(Dataset records on visual material)
++++++

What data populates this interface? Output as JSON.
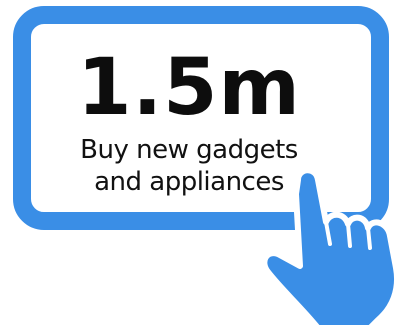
{
  "stat": {
    "value": "1.5m",
    "caption_line_1": "Buy new gadgets",
    "caption_line_2": "and appliances"
  },
  "colors": {
    "device_blue": "#3a8ee6",
    "text": "#111111",
    "background": "#ffffff"
  },
  "icons": {
    "device": "tablet-icon",
    "hand": "pointing-hand-icon"
  }
}
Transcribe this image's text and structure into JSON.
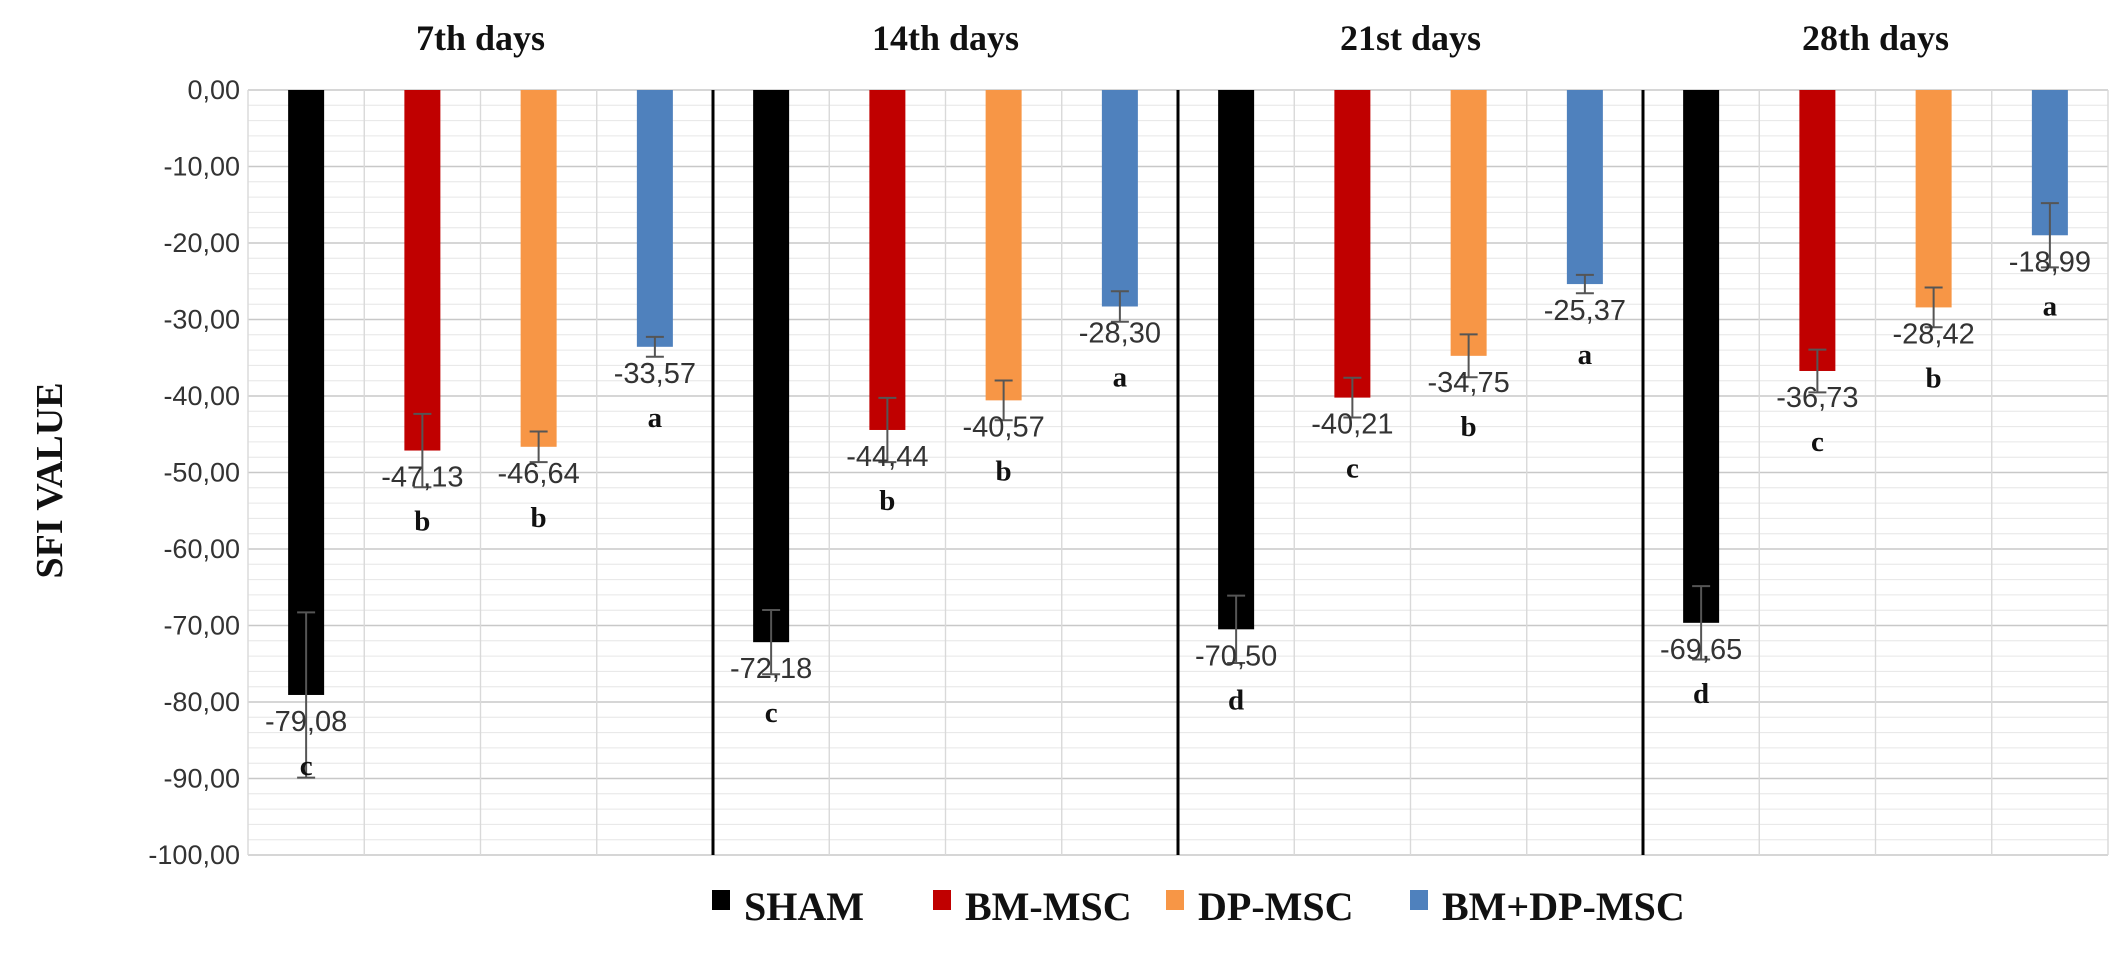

++++++

= The problem =
Write the records above out again exactly, with no pictures in your copy.

= Task solution =
What data populates this interface? Output as JSON.
{
  "stat": {
    "value": "1.5m",
    "caption_line_1": "Buy new gadgets",
    "caption_line_2": "and appliances"
  },
  "colors": {
    "device_blue": "#3a8ee6",
    "text": "#111111",
    "background": "#ffffff"
  },
  "icons": {
    "device": "tablet-icon",
    "hand": "pointing-hand-icon"
  }
}
Transcribe this image's text and structure into JSON.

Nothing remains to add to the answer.